> _DATA PROVIDED_
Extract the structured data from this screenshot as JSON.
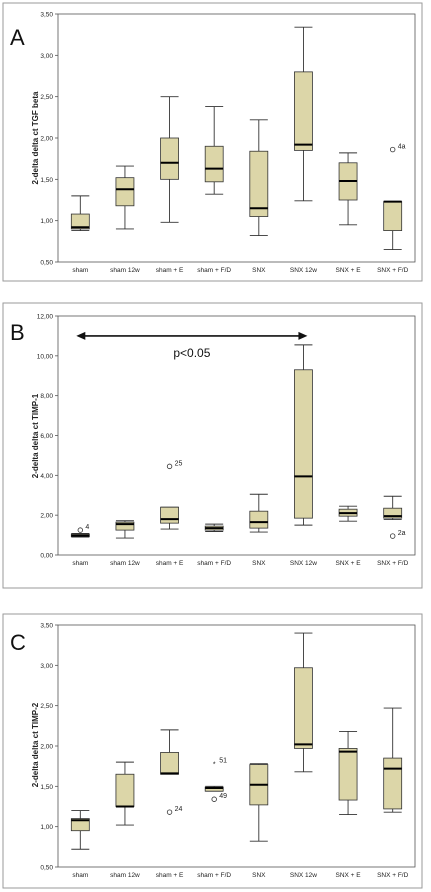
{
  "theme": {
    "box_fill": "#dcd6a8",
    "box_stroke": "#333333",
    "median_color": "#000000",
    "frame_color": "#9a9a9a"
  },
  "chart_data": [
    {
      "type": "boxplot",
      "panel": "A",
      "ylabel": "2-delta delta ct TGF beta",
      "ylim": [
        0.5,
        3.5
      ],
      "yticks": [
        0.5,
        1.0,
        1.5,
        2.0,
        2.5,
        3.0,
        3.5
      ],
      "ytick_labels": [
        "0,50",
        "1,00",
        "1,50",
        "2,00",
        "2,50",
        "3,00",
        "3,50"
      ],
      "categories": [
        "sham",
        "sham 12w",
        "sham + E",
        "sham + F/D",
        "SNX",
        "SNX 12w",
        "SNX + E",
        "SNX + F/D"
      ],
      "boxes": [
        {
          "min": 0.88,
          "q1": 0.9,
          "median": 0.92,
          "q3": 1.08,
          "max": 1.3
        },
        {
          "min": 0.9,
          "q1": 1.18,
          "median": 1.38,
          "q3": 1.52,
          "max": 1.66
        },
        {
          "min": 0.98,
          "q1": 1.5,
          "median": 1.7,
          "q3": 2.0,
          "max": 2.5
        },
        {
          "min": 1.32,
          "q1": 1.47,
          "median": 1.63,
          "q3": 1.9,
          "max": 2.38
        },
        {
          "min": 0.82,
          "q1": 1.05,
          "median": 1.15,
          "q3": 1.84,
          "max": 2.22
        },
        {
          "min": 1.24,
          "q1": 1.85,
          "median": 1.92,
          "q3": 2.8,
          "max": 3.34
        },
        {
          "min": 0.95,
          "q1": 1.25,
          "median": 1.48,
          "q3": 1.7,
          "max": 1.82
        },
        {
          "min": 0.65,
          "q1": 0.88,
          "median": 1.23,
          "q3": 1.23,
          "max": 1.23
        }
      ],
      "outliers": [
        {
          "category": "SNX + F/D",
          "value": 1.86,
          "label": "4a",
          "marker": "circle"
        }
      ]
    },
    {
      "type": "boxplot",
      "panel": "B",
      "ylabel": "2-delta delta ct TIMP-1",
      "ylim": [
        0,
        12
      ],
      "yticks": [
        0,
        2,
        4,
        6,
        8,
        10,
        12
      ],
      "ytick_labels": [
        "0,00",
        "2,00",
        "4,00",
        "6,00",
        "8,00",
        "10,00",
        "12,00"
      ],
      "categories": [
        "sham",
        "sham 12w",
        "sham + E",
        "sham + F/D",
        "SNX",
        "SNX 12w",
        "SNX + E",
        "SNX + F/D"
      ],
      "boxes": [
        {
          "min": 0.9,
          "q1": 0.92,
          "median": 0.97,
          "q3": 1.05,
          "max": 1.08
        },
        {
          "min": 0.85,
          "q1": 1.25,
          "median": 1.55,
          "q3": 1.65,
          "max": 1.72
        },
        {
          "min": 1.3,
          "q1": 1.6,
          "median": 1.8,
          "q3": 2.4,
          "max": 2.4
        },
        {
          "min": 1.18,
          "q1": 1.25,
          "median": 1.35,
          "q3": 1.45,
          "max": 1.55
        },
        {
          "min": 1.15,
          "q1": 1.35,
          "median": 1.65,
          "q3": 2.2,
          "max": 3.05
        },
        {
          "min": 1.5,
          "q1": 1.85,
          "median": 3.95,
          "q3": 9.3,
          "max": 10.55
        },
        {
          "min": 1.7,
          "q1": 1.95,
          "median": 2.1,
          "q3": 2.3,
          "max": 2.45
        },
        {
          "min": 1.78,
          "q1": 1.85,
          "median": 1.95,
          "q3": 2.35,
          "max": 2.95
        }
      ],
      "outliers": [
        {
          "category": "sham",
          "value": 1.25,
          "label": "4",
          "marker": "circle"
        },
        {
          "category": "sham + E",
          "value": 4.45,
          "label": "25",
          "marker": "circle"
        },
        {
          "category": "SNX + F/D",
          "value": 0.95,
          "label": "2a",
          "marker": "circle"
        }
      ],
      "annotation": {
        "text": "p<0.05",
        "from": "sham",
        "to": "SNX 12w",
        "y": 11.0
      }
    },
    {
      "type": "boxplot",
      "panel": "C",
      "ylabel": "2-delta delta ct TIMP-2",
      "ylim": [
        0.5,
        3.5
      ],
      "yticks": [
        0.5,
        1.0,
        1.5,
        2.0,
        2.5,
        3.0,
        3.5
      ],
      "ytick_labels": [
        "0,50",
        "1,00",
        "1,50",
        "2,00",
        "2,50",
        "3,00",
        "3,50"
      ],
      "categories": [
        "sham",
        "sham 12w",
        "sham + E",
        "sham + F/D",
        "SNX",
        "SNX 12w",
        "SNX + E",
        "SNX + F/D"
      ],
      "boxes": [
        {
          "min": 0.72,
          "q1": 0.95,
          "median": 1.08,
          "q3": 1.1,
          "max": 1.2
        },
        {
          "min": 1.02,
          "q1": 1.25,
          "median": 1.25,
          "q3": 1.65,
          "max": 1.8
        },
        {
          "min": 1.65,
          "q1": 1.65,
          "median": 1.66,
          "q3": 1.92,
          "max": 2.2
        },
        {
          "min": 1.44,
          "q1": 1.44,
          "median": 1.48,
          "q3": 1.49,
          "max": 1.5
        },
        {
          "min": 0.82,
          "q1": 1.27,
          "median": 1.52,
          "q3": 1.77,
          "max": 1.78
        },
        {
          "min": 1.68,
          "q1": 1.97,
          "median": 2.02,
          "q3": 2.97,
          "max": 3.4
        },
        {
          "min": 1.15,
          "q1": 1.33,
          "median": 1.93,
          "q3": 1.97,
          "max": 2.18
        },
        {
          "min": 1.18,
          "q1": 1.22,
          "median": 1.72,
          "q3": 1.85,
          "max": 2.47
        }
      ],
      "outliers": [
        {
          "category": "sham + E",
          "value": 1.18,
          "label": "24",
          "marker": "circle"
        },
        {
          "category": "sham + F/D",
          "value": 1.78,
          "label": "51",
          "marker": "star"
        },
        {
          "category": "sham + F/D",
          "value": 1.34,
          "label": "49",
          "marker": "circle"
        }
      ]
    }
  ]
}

> _STATED PROBLEM_
In the entries above, find each line with the string "TIMP" and copy it.

> _ANSWER TO THE PROBLEM_
      "ylabel": "2-delta delta ct TIMP-1",
      "ylabel": "2-delta delta ct TIMP-2",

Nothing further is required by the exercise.